» WHAT YOU NEED TO DO
Rewrite only the lines from the one containing "174, 750, 206]" through the one containing "cancel-button[interactable]: Cancel: [631, 354, 754, 386]", changing "interactable" to "clickable" and leaving everything else as it is.

» MATERIAL TO PROCESS
####
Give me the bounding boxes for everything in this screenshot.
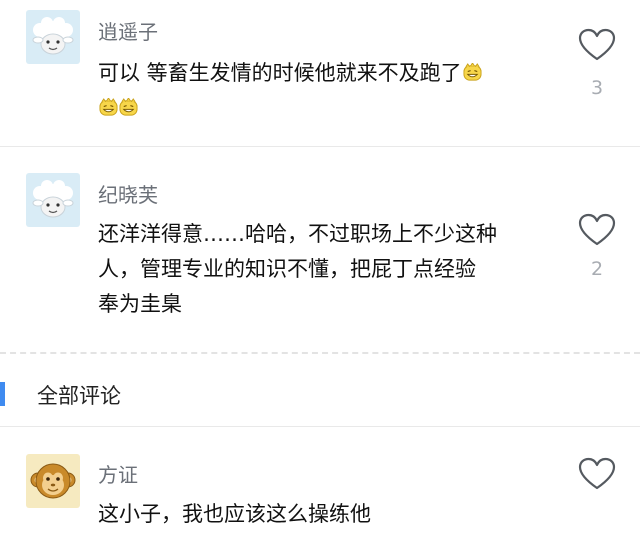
section-title: 全部评论 (37, 384, 121, 408)
sheep-avatar-icon[interactable] (26, 173, 80, 227)
heart-outline-icon[interactable] (578, 213, 616, 247)
comment-text: 还洋洋得意……哈哈，不过职场上不少这种 人，管理专业的知识不懂，把屁丁点经验 奉… (98, 217, 558, 322)
heart-outline-icon[interactable] (578, 28, 616, 62)
laughing-emoji-icon (99, 98, 118, 117)
like-count: 3 (590, 77, 604, 99)
section-accent-bar (0, 382, 5, 406)
comment-text-line: 人，管理专业的知识不懂，把屁丁点经验 (98, 257, 476, 281)
comment-username[interactable]: 逍遥子 (98, 16, 158, 45)
like-count: 2 (590, 258, 604, 280)
comment-text-line: 还洋洋得意……哈哈，不过职场上不少这种 (98, 222, 497, 246)
comment-username[interactable]: 方证 (98, 459, 138, 488)
comment-item: 逍遥子 可以 等畜生发情的时候他就来不及跑了 3 (0, 0, 640, 146)
sheep-avatar-icon[interactable] (26, 10, 80, 64)
comment-text: 可以 等畜生发情的时候他就来不及跑了 (98, 56, 558, 126)
laughing-emoji-icon (463, 63, 482, 82)
monkey-avatar-icon[interactable] (26, 454, 80, 508)
heart-outline-icon[interactable] (578, 457, 616, 491)
comment-text-body: 可以 等畜生发情的时候他就来不及跑了 (98, 61, 462, 85)
comment-item: 纪晓芙 还洋洋得意……哈哈，不过职场上不少这种 人，管理专业的知识不懂，把屁丁点… (0, 147, 640, 353)
laughing-emoji-icon (119, 98, 138, 117)
comment-text-body: 这小子，我也应该这么操练他 (98, 502, 371, 526)
section-header: 全部评论 (0, 372, 640, 416)
section-divider (0, 352, 640, 354)
comment-username[interactable]: 纪晓芙 (98, 179, 158, 208)
comment-text: 这小子，我也应该这么操练他 (98, 497, 558, 532)
comment-item: 方证 这小子，我也应该这么操练他 (0, 427, 640, 556)
comment-text-line: 奉为圭臬 (98, 292, 182, 316)
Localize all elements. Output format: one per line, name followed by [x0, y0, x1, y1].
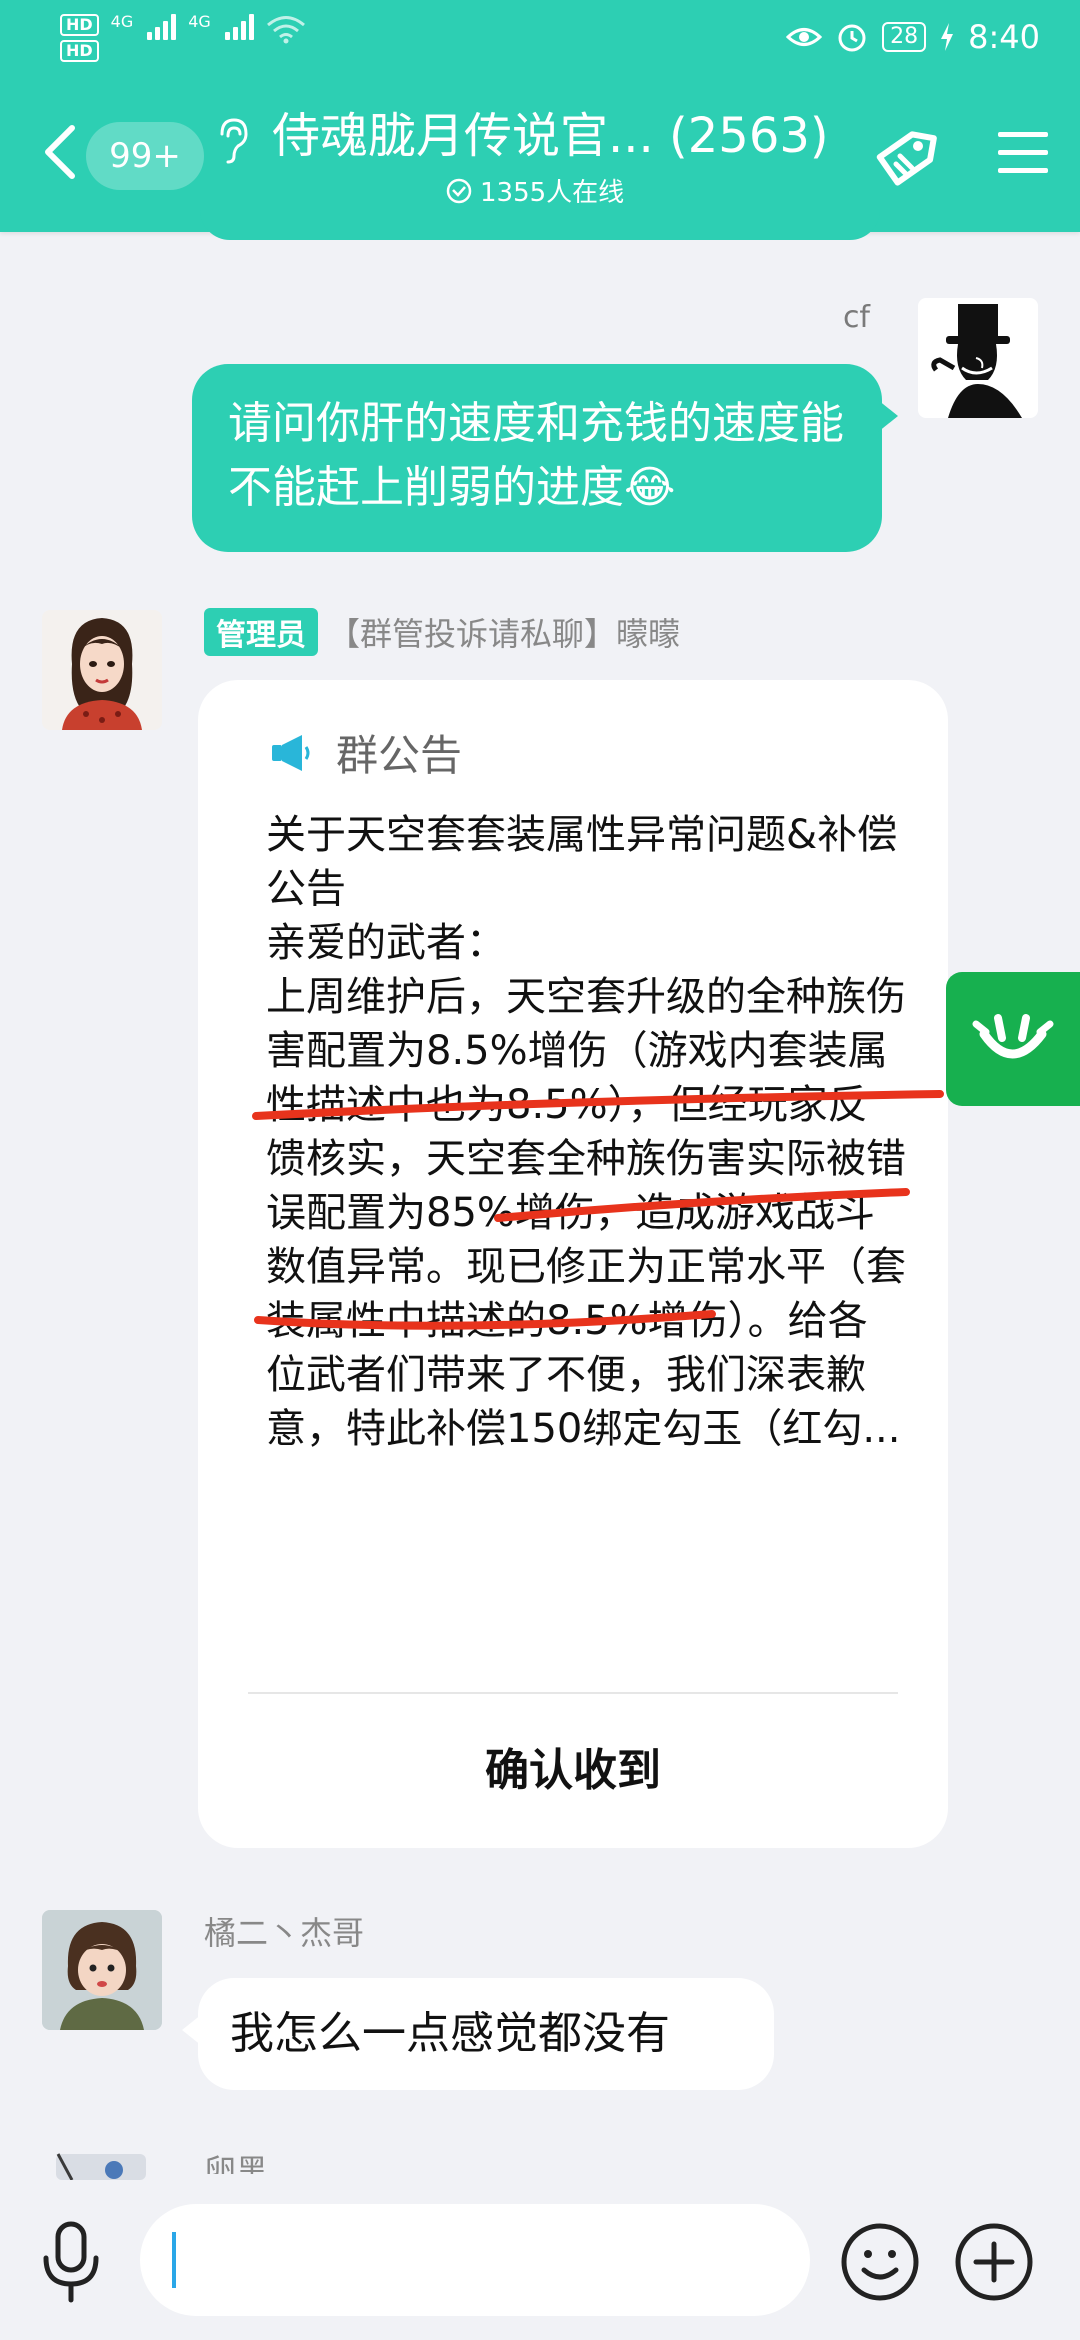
sender-line: 管理员 【群管投诉请私聊】曚曚 [204, 608, 680, 656]
network-type-2: 4G [188, 12, 211, 31]
message-bubble-incoming[interactable]: 我怎么一点感觉都没有 [182, 1978, 774, 2090]
alarm-icon [838, 24, 866, 52]
message-input[interactable] [140, 2204, 810, 2316]
plus-icon[interactable] [954, 2222, 1034, 2302]
message-bubble-outgoing[interactable]: 请问你肝的速度和充钱的速度能不能赶上削弱的进度😂 [192, 364, 898, 552]
back-icon[interactable] [40, 122, 80, 182]
battery-level: 28 [882, 22, 927, 52]
group-announcement-card[interactable]: 群公告 关于天空套套装属性异常问题&补偿公告 亲爱的武者： 上周维护后，天空套升… [198, 680, 948, 1848]
charging-icon [941, 23, 954, 51]
avatar[interactable] [42, 1910, 162, 2030]
signal-icon-2 [224, 14, 254, 40]
text-cursor [172, 2232, 176, 2288]
partial-avatar [56, 2153, 146, 2180]
input-bar [0, 2180, 1080, 2340]
sender-name[interactable]: 【群管投诉请私聊】曚曚 [328, 609, 680, 655]
online-count: 1355人在线 [480, 178, 625, 208]
chat-header: HD HD 4G 4G 28 8:40 99+ 侍魂胧月传说官... (2563… [0, 0, 1080, 232]
announcement-body: 关于天空套套装属性异常问题&补偿公告 亲爱的武者： 上周维护后，天空套升级的全种… [266, 812, 906, 1452]
microphone-icon[interactable] [36, 2220, 106, 2304]
eye-icon [786, 28, 823, 46]
hd-indicator-1: HD [60, 14, 99, 36]
megaphone-icon [272, 734, 310, 771]
emoji-icon[interactable] [840, 2222, 920, 2302]
menu-icon[interactable] [996, 128, 1050, 178]
ear-icon [220, 118, 248, 164]
status-bar: HD HD 4G 4G 28 8:40 [0, 0, 1080, 80]
floating-widget[interactable] [946, 972, 1080, 1106]
previous-message-bubble [200, 210, 880, 240]
online-status: 1355人在线 [446, 172, 624, 209]
smile-waving-icon [972, 1014, 1054, 1059]
group-title[interactable]: 侍魂胧月传说官... (2563) [272, 104, 852, 168]
confirm-received-button[interactable]: 确认收到 [198, 1694, 948, 1848]
message-text: 请问你肝的速度和充钱的速度能不能赶上削弱的进度😂 [228, 398, 844, 513]
avatar[interactable] [42, 2150, 162, 2180]
clock: 8:40 [968, 18, 1040, 56]
sender-name[interactable]: 卵黑 [204, 2146, 268, 2174]
hd-indicator-2: HD [60, 40, 99, 62]
child-avatar [42, 1910, 162, 2030]
network-type-1: 4G [110, 12, 134, 31]
wifi-icon [266, 16, 305, 44]
admin-badge: 管理员 [204, 608, 318, 656]
sender-name: cf [842, 300, 870, 335]
avatar[interactable] [42, 610, 162, 730]
top-hat-gentleman-avatar [931, 304, 1022, 418]
avatar[interactable] [918, 298, 1038, 418]
tag-icon[interactable] [868, 118, 948, 198]
unread-badge[interactable]: 99+ [86, 122, 204, 190]
announcement-title: 群公告 [336, 731, 463, 780]
sender-name[interactable]: 橘二丶杰哥 [204, 1908, 364, 1954]
announcement-header: 群公告 [268, 722, 462, 783]
signal-icon-1 [147, 14, 177, 40]
online-icon [446, 178, 472, 203]
message-text: 我怎么一点感觉都没有 [230, 2008, 670, 2059]
girl-avatar [62, 618, 142, 730]
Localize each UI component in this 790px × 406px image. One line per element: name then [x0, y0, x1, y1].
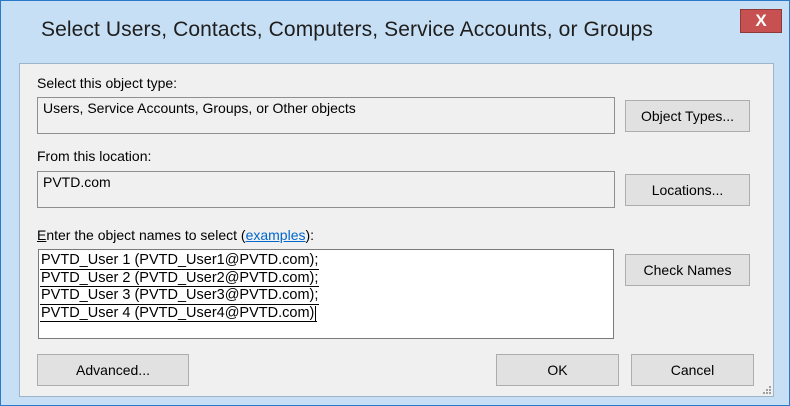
locations-button[interactable]: Locations...: [625, 174, 750, 206]
advanced-button[interactable]: Advanced...: [37, 354, 189, 386]
object-name-entry-last[interactable]: PVTD_User 4 (PVTD_User4@PVTD.com): [40, 304, 318, 322]
cancel-button[interactable]: Cancel: [631, 354, 754, 386]
object-names-label-text: nter the object names to select (: [46, 227, 246, 243]
advanced-button-label: Advanced...: [76, 362, 150, 378]
cancel-button-label: Cancel: [670, 362, 715, 378]
dialog-body: Select this object type: Users, Service …: [19, 63, 774, 397]
text-caret: [315, 305, 317, 321]
title-bar[interactable]: Select Users, Contacts, Computers, Servi…: [1, 1, 789, 63]
object-types-button-label: Object Types...: [640, 108, 735, 124]
object-name-entry[interactable]: PVTD_User 3 (PVTD_User3@PVTD.com);: [40, 287, 320, 305]
accelerator-key: E: [37, 227, 47, 243]
ok-button-label: OK: [547, 362, 568, 378]
location-label: From this location:: [37, 148, 152, 164]
resize-grip-icon[interactable]: [761, 384, 771, 394]
check-names-button-label: Check Names: [643, 262, 732, 278]
close-icon: X: [755, 11, 767, 30]
object-types-button[interactable]: Object Types...: [625, 100, 750, 132]
object-names-input[interactable]: PVTD_User 1 (PVTD_User1@PVTD.com); PVTD_…: [38, 249, 614, 339]
object-type-field: Users, Service Accounts, Groups, or Othe…: [37, 97, 615, 134]
ok-button[interactable]: OK: [496, 354, 619, 386]
dialog-title: Select Users, Contacts, Computers, Servi…: [41, 18, 653, 41]
object-type-label: Select this object type:: [37, 75, 178, 91]
close-button[interactable]: X: [740, 9, 782, 33]
object-name-entry[interactable]: PVTD_User 2 (PVTD_User2@PVTD.com);: [40, 270, 320, 287]
dialog-window: Select Users, Contacts, Computers, Servi…: [0, 0, 790, 406]
object-names-label: Enter the object names to select (exampl…: [37, 227, 314, 243]
check-names-button[interactable]: Check Names: [625, 254, 750, 286]
object-name-entry[interactable]: PVTD_User 1 (PVTD_User1@PVTD.com);: [40, 252, 320, 270]
object-names-label-end: ):: [305, 227, 315, 243]
location-field: PVTD.com: [37, 171, 615, 208]
locations-button-label: Locations...: [651, 182, 724, 198]
examples-link[interactable]: examples: [246, 227, 306, 243]
object-name-entry-text: PVTD_User 4 (PVTD_User4@PVTD.com): [41, 304, 315, 321]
####
» WRITTEN REPLY
locations-button[clickable]: Locations...: [625, 174, 750, 206]
advanced-button[clickable]: Advanced...: [37, 354, 189, 386]
object-name-entry-last[clickable]: PVTD_User 4 (PVTD_User4@PVTD.com): [40, 304, 318, 322]
cancel-button[clickable]: Cancel: [631, 354, 754, 386]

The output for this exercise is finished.